_Data:_

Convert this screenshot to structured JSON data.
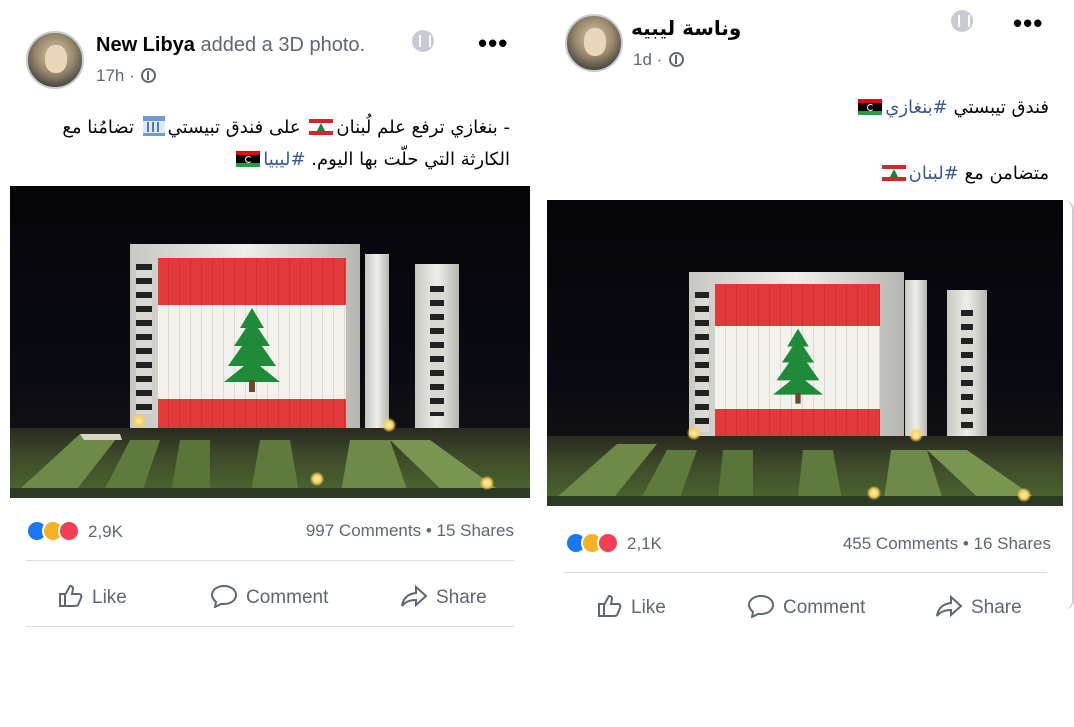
{
  "left_post": {
    "author": "New Libya",
    "action": " added a 3D photo.",
    "time": "17h · ",
    "more_icon": "•••",
    "text_line1_a": "- بنغازي ترفع علم لُبنان",
    "text_line1_b": " على فندق تبيستي",
    "text_line1_c": " تضامُنا مع",
    "text_line2_a": "الكارثة التي حلّت بها اليوم. ",
    "text_line2_hashtag": "#ليبيا",
    "reaction_count": "2,9K",
    "comments_shares": "997 Comments • 15 Shares",
    "like_label": "Like",
    "comment_label": "Comment",
    "share_label": "Share"
  },
  "right_post": {
    "author": "وناسة ليبيه",
    "time": "1d · ",
    "more_icon": "•••",
    "text_line1_a": "فندق تيبستي ",
    "text_line1_hashtag": "#بنغازي",
    "text_line2_a": "متضامن مع ",
    "text_line2_hashtag": "#لبنان",
    "reaction_count": "2,1K",
    "comments_shares": "455 Comments • 16 Shares",
    "like_label": "Like",
    "comment_label": "Comment",
    "share_label": "Share"
  },
  "colors": {
    "hashtag": "#385898",
    "like_blue": "#1877f2",
    "haha_yellow": "#f7b125",
    "love_red": "#f33e58",
    "secondary_text": "#606770"
  },
  "icons": [
    "globe-icon",
    "info-badge-icon",
    "more-icon",
    "lebanon-flag-icon",
    "libya-flag-icon",
    "bank-icon",
    "like-icon",
    "comment-icon",
    "share-icon"
  ]
}
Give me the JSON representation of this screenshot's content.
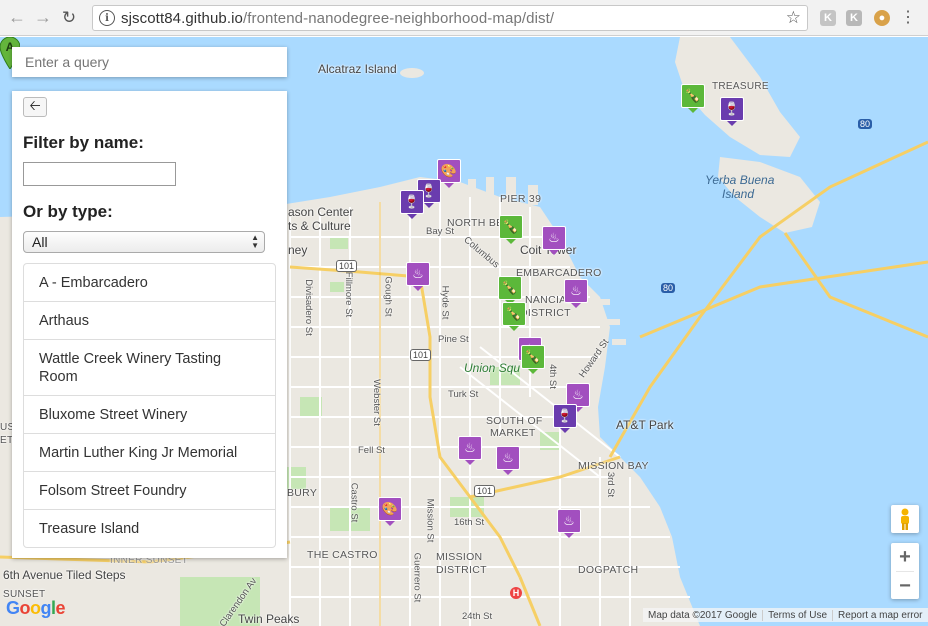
{
  "browser": {
    "url_host": "sjscott84.github.io",
    "url_path": "/frontend-nanodegree-neighborhood-map/dist/"
  },
  "search": {
    "placeholder": "Enter a query"
  },
  "panel": {
    "filter_name_label": "Filter by name:",
    "filter_type_label": "Or by type:",
    "type_selected": "All",
    "locations": [
      "A - Embarcadero",
      "Arthaus",
      "Wattle Creek Winery Tasting Room",
      "Bluxome Street Winery",
      "Martin Luther King Jr Memorial",
      "Folsom Street Foundry",
      "Treasure Island"
    ]
  },
  "map_labels": {
    "alcatraz": "Alcatraz Island",
    "treasure": "TREASURE",
    "yerba_buena": "Yerba Buena",
    "yerba_buena2": "Island",
    "pier39": "PIER 39",
    "north_beach": "NORTH BE",
    "coit": "Coit Tower",
    "embarcadero": "EMBARCADERO",
    "financial": "NANCIAL",
    "district": "DISTRICT",
    "union_sq": "Union Squ",
    "south_market": "SOUTH OF",
    "south_market2": "MARKET",
    "att_park": "AT&T Park",
    "mission_bay": "MISSION BAY",
    "castro": "THE CASTRO",
    "mission": "MISSION",
    "mission2": "DISTRICT",
    "dogpatch": "DOGPATCH",
    "twin_peaks": "Twin Peaks",
    "tiled_steps": "6th Avenue Tiled Steps",
    "sunset": "SUNSET",
    "inner_sunset": "INNER SUNSET",
    "usun": "USUN",
    "et": "ET",
    "bury": "BURY",
    "ason_center": "ason Center",
    "culture": "ts & Culture",
    "ney": "ney",
    "bay_st": "Bay St",
    "columbus": "Columbus",
    "pine_st": "Pine St",
    "turk_st": "Turk St",
    "fell_st": "Fell St",
    "castro_st": "Castro St",
    "mission_st": "Mission St",
    "guerrero_st": "Guerrero St",
    "16th_st": "16th St",
    "24th_st": "24th St",
    "3rd_st": "3rd St",
    "4th_st": "4th St",
    "howard_st": "Howard St",
    "divisadero": "Divisadero St",
    "fillmore": "Fillmore St",
    "webster": "Webster St",
    "gough": "Gough St",
    "hyde": "Hyde St",
    "clarendon": "Clarendon Av",
    "shield_101": "101",
    "shield_80": "80"
  },
  "map_footer": {
    "data": "Map data ©2017 Google",
    "terms": "Terms of Use",
    "report": "Report a map error"
  },
  "marker_a": "A",
  "colors": {
    "water": "#aadaff",
    "land": "#ebe8e1",
    "winery_marker": "#5cb83a",
    "art_marker": "#a24fbf",
    "bar_marker": "#6a3cae"
  }
}
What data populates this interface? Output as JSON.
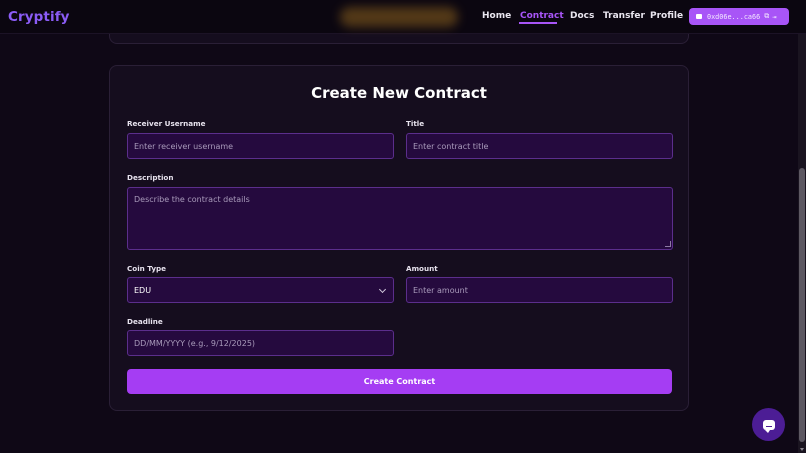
{
  "app": {
    "name": "Cryptify"
  },
  "nav": {
    "items": [
      {
        "label": "Home",
        "active": false
      },
      {
        "label": "Contract",
        "active": true
      },
      {
        "label": "Docs",
        "active": false
      },
      {
        "label": "Transfer",
        "active": false
      },
      {
        "label": "Profile",
        "active": false
      }
    ],
    "wallet_address": "0xd06e...ca66"
  },
  "form": {
    "title": "Create New Contract",
    "receiver": {
      "label": "Receiver Username",
      "placeholder": "Enter receiver username",
      "value": ""
    },
    "title_field": {
      "label": "Title",
      "placeholder": "Enter contract title",
      "value": ""
    },
    "description": {
      "label": "Description",
      "placeholder": "Describe the contract details",
      "value": ""
    },
    "coin_type": {
      "label": "Coin Type",
      "selected": "EDU"
    },
    "amount": {
      "label": "Amount",
      "placeholder": "Enter amount",
      "value": ""
    },
    "deadline": {
      "label": "Deadline",
      "placeholder": "DD/MM/YYYY (e.g., 9/12/2025)",
      "value": ""
    },
    "submit_label": "Create Contract"
  },
  "colors": {
    "accent": "#a855f7",
    "background": "#0f0816",
    "card": "#150d1e",
    "input_bg": "#250a3e",
    "input_border": "#5b2e8c",
    "button": "#a53df3"
  },
  "icons": {
    "wallet": "wallet-icon",
    "copy": "copy-icon",
    "logout": "logout-icon",
    "chevron": "chevron-down-icon",
    "chat": "chat-icon"
  }
}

_Work to be completed:_
Retype each entry precisely. Skip images entirely.

_Completed task:_
Convert this screenshot to structured JSON data.
{
  "left_post": {
    "author": "New Libya",
    "action": " added a 3D photo.",
    "time": "17h · ",
    "more_icon": "•••",
    "text_line1_a": "- بنغازي ترفع علم لُبنان",
    "text_line1_b": " على فندق تبيستي",
    "text_line1_c": " تضامُنا مع",
    "text_line2_a": "الكارثة التي حلّت بها اليوم. ",
    "text_line2_hashtag": "#ليبيا",
    "reaction_count": "2,9K",
    "comments_shares": "997 Comments • 15 Shares",
    "like_label": "Like",
    "comment_label": "Comment",
    "share_label": "Share"
  },
  "right_post": {
    "author": "وناسة ليبيه",
    "time": "1d · ",
    "more_icon": "•••",
    "text_line1_a": "فندق تيبستي ",
    "text_line1_hashtag": "#بنغازي",
    "text_line2_a": "متضامن مع ",
    "text_line2_hashtag": "#لبنان",
    "reaction_count": "2,1K",
    "comments_shares": "455 Comments • 16 Shares",
    "like_label": "Like",
    "comment_label": "Comment",
    "share_label": "Share"
  },
  "colors": {
    "hashtag": "#385898",
    "like_blue": "#1877f2",
    "haha_yellow": "#f7b125",
    "love_red": "#f33e58",
    "secondary_text": "#606770"
  },
  "icons": [
    "globe-icon",
    "info-badge-icon",
    "more-icon",
    "lebanon-flag-icon",
    "libya-flag-icon",
    "bank-icon",
    "like-icon",
    "comment-icon",
    "share-icon"
  ]
}
Give me the JSON representation of this screenshot's content.
{
  "browser": {
    "url_host": "sjscott84.github.io",
    "url_path": "/frontend-nanodegree-neighborhood-map/dist/"
  },
  "search": {
    "placeholder": "Enter a query"
  },
  "panel": {
    "filter_name_label": "Filter by name:",
    "filter_type_label": "Or by type:",
    "type_selected": "All",
    "locations": [
      "A - Embarcadero",
      "Arthaus",
      "Wattle Creek Winery Tasting Room",
      "Bluxome Street Winery",
      "Martin Luther King Jr Memorial",
      "Folsom Street Foundry",
      "Treasure Island"
    ]
  },
  "map_labels": {
    "alcatraz": "Alcatraz Island",
    "treasure": "TREASURE",
    "yerba_buena": "Yerba Buena",
    "yerba_buena2": "Island",
    "pier39": "PIER 39",
    "north_beach": "NORTH BE",
    "coit": "Coit Tower",
    "embarcadero": "EMBARCADERO",
    "financial": "NANCIAL",
    "district": "DISTRICT",
    "union_sq": "Union Squ",
    "south_market": "SOUTH OF",
    "south_market2": "MARKET",
    "att_park": "AT&T Park",
    "mission_bay": "MISSION BAY",
    "castro": "THE CASTRO",
    "mission": "MISSION",
    "mission2": "DISTRICT",
    "dogpatch": "DOGPATCH",
    "twin_peaks": "Twin Peaks",
    "tiled_steps": "6th Avenue Tiled Steps",
    "sunset": "SUNSET",
    "inner_sunset": "INNER SUNSET",
    "usun": "USUN",
    "et": "ET",
    "bury": "BURY",
    "ason_center": "ason Center",
    "culture": "ts & Culture",
    "ney": "ney",
    "bay_st": "Bay St",
    "columbus": "Columbus",
    "pine_st": "Pine St",
    "turk_st": "Turk St",
    "fell_st": "Fell St",
    "castro_st": "Castro St",
    "mission_st": "Mission St",
    "guerrero_st": "Guerrero St",
    "16th_st": "16th St",
    "24th_st": "24th St",
    "3rd_st": "3rd St",
    "4th_st": "4th St",
    "howard_st": "Howard St",
    "divisadero": "Divisadero St",
    "fillmore": "Fillmore St",
    "webster": "Webster St",
    "gough": "Gough St",
    "hyde": "Hyde St",
    "clarendon": "Clarendon Av",
    "shield_101": "101",
    "shield_80": "80"
  },
  "map_footer": {
    "data": "Map data ©2017 Google",
    "terms": "Terms of Use",
    "report": "Report a map error"
  },
  "marker_a": "A",
  "colors": {
    "water": "#aadaff",
    "land": "#ebe8e1",
    "winery_marker": "#5cb83a",
    "art_marker": "#a24fbf",
    "bar_marker": "#6a3cae"
  }
}
What data populates this interface? Output as JSON.
{
  "app": {
    "name": "Cryptify"
  },
  "nav": {
    "items": [
      {
        "label": "Home",
        "active": false
      },
      {
        "label": "Contract",
        "active": true
      },
      {
        "label": "Docs",
        "active": false
      },
      {
        "label": "Transfer",
        "active": false
      },
      {
        "label": "Profile",
        "active": false
      }
    ],
    "wallet_address": "0xd06e...ca66"
  },
  "form": {
    "title": "Create New Contract",
    "receiver": {
      "label": "Receiver Username",
      "placeholder": "Enter receiver username",
      "value": ""
    },
    "title_field": {
      "label": "Title",
      "placeholder": "Enter contract title",
      "value": ""
    },
    "description": {
      "label": "Description",
      "placeholder": "Describe the contract details",
      "value": ""
    },
    "coin_type": {
      "label": "Coin Type",
      "selected": "EDU"
    },
    "amount": {
      "label": "Amount",
      "placeholder": "Enter amount",
      "value": ""
    },
    "deadline": {
      "label": "Deadline",
      "placeholder": "DD/MM/YYYY (e.g., 9/12/2025)",
      "value": ""
    },
    "submit_label": "Create Contract"
  },
  "colors": {
    "accent": "#a855f7",
    "background": "#0f0816",
    "card": "#150d1e",
    "input_bg": "#250a3e",
    "input_border": "#5b2e8c",
    "button": "#a53df3"
  },
  "icons": {
    "wallet": "wallet-icon",
    "copy": "copy-icon",
    "logout": "logout-icon",
    "chevron": "chevron-down-icon",
    "chat": "chat-icon"
  }
}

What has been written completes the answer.